* **Problem description**
In the entries below, replace "picture-frame" with "outer-frame" and leave everything else unchanged.

* **Dataset excerpts**
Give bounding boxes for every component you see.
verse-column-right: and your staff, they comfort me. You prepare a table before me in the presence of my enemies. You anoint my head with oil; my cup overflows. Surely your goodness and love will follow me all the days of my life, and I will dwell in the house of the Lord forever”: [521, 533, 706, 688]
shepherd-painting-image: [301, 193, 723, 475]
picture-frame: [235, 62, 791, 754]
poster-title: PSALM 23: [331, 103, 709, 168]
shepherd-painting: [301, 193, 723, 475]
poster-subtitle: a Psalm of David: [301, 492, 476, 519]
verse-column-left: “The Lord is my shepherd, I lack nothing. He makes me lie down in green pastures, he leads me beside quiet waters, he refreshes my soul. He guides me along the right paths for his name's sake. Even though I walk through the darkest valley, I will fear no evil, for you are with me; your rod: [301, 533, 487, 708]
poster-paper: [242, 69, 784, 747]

* **Reply to the task**
Give bounding boxes for every component you see.
verse-column-right: and your staff, they comfort me. You prepare a table before me in the presence of my enemies. You anoint my head with oil; my cup overflows. Surely your goodness and love will follow me all the days of my life, and I will dwell in the house of the Lord forever”: [521, 533, 706, 688]
shepherd-painting-image: [301, 193, 723, 475]
outer-frame: [235, 62, 791, 754]
poster-title: PSALM 23: [331, 103, 709, 168]
shepherd-painting: [301, 193, 723, 475]
poster-subtitle: a Psalm of David: [301, 492, 476, 519]
verse-column-left: “The Lord is my shepherd, I lack nothing. He makes me lie down in green pastures, he leads me beside quiet waters, he refreshes my soul. He guides me along the right paths for his name's sake. Even though I walk through the darkest valley, I will fear no evil, for you are with me; your rod: [301, 533, 487, 708]
poster-paper: [242, 69, 784, 747]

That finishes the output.